● **AIM**
Determine how many lines below hold the string "caption". Reply with the number alone.

● **DATA FOR THIS EXERCISE**
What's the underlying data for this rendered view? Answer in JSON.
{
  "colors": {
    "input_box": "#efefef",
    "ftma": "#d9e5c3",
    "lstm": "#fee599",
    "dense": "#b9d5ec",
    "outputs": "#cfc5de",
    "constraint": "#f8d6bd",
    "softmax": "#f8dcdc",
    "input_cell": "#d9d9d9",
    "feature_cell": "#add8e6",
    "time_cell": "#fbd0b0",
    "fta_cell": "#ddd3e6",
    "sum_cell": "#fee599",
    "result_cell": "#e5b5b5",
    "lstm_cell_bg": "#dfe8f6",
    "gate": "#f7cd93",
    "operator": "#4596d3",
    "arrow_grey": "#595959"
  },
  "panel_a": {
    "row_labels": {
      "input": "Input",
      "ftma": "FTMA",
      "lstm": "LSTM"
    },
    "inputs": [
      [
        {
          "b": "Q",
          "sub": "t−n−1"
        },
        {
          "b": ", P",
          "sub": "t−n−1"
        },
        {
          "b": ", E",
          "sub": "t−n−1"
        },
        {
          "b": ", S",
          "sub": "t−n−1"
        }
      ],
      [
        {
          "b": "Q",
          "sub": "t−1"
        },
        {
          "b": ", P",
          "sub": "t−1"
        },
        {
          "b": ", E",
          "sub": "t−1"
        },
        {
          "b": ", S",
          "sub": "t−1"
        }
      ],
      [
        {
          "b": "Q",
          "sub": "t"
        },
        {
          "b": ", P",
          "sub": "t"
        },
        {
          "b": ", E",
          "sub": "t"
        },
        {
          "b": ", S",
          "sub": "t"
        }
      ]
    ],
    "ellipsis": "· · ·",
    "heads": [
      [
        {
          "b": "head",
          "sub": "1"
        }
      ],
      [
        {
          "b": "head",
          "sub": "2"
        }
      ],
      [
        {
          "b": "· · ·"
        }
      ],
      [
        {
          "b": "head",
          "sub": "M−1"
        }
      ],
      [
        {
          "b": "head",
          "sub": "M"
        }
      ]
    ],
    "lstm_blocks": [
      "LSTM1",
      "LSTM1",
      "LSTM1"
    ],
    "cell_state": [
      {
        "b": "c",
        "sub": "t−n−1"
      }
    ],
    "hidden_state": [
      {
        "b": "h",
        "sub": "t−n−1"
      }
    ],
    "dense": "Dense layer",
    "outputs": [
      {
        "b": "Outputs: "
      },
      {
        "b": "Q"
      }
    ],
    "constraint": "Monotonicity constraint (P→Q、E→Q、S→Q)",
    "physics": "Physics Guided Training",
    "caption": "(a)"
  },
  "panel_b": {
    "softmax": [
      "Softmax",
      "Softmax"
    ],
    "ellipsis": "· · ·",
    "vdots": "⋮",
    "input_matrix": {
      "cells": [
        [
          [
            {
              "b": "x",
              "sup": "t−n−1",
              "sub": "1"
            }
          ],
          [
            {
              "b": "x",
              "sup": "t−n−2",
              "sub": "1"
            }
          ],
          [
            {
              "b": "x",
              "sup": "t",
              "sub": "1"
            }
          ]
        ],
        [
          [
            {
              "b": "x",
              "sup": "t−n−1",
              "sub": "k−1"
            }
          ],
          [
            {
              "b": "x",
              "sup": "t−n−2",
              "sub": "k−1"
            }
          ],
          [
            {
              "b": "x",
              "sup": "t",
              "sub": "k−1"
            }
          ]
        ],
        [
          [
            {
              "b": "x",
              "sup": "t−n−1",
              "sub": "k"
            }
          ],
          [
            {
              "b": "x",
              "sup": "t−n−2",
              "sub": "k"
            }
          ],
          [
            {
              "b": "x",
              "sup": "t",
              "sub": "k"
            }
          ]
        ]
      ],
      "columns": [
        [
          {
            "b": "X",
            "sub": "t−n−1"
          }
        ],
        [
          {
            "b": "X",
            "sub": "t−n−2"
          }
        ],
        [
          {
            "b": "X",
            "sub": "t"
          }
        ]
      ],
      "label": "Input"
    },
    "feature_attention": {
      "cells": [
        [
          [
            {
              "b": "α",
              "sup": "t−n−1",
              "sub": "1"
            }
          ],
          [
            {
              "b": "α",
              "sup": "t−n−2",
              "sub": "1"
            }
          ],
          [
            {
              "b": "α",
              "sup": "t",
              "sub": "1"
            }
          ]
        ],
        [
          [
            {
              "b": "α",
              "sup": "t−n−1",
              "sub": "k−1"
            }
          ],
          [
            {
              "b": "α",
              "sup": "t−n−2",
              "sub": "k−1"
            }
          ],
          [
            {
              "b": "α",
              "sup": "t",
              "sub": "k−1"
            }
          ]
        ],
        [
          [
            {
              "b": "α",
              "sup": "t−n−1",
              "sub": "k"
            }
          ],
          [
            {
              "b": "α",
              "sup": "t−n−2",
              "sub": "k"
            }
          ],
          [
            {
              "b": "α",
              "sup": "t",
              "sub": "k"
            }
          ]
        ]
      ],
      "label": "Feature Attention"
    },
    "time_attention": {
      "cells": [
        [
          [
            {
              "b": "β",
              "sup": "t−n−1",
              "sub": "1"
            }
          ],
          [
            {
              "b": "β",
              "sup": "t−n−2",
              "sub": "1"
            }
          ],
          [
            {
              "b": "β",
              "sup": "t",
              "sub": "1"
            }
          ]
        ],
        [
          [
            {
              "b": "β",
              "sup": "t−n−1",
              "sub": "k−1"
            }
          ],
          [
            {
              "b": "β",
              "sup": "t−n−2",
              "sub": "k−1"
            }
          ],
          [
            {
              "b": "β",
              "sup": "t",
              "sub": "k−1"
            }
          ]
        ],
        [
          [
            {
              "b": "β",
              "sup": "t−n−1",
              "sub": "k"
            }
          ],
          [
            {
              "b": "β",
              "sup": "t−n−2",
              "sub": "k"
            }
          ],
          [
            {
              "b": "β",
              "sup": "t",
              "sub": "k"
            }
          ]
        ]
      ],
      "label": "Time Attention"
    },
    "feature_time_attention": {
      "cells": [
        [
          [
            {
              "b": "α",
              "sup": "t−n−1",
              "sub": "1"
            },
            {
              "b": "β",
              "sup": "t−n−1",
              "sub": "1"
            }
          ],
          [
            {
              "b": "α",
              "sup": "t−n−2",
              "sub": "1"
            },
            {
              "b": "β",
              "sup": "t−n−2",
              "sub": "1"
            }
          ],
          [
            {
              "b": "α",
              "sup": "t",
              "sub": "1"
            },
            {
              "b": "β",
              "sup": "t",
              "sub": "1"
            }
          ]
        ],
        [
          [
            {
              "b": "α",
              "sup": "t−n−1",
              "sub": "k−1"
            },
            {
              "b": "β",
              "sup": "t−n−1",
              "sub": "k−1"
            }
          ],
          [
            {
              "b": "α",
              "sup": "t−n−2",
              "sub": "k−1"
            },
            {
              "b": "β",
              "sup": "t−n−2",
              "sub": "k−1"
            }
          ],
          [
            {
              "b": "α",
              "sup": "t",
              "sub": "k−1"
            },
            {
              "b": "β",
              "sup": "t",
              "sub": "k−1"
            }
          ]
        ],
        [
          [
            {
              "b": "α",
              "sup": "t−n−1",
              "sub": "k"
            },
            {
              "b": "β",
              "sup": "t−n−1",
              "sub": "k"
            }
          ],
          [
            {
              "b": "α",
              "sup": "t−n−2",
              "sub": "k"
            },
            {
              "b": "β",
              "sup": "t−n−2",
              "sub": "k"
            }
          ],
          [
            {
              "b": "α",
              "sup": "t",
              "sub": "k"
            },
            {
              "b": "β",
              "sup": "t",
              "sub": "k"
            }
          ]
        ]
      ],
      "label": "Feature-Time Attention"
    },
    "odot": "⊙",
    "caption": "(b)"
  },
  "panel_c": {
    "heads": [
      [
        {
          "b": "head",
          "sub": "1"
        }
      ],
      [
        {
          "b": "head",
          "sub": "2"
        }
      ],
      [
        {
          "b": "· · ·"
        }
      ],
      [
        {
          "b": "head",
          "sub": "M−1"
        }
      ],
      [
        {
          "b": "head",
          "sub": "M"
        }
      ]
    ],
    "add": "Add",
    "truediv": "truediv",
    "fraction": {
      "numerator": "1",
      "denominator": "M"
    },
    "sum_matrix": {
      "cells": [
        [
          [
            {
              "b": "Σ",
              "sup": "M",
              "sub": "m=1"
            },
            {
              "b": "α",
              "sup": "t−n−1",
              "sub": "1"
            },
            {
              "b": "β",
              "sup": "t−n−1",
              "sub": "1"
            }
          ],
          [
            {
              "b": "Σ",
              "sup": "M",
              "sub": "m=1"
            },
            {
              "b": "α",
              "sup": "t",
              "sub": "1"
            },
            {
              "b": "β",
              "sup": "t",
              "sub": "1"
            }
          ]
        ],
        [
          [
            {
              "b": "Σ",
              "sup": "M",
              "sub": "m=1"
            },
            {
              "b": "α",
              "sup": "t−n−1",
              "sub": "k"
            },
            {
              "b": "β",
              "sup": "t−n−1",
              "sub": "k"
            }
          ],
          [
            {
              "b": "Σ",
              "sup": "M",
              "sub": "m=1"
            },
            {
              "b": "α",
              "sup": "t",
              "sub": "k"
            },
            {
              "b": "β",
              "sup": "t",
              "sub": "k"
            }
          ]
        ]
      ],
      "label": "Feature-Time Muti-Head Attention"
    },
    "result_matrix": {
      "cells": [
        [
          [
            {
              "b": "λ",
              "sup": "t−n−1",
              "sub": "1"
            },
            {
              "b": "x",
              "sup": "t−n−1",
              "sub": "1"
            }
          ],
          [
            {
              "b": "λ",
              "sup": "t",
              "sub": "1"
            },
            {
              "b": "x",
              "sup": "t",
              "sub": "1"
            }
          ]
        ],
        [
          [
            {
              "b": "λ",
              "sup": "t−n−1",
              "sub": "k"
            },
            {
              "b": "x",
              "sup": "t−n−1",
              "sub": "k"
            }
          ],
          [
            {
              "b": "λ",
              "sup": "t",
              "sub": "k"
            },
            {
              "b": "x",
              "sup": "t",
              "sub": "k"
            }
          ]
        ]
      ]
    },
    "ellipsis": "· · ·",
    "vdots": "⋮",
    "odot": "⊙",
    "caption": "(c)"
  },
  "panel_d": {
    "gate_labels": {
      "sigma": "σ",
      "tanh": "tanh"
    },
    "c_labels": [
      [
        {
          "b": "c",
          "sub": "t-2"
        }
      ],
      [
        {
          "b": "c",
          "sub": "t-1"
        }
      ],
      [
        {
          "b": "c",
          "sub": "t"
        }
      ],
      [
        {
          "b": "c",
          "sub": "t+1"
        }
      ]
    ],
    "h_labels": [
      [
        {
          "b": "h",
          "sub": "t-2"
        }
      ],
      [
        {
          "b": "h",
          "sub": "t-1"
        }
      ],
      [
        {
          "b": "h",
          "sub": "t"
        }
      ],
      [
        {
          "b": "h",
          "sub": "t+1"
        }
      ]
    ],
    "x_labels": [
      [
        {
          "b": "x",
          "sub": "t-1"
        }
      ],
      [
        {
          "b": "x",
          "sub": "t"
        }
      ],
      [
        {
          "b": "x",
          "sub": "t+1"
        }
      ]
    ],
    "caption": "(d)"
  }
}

● **TASK SOLUTION**
4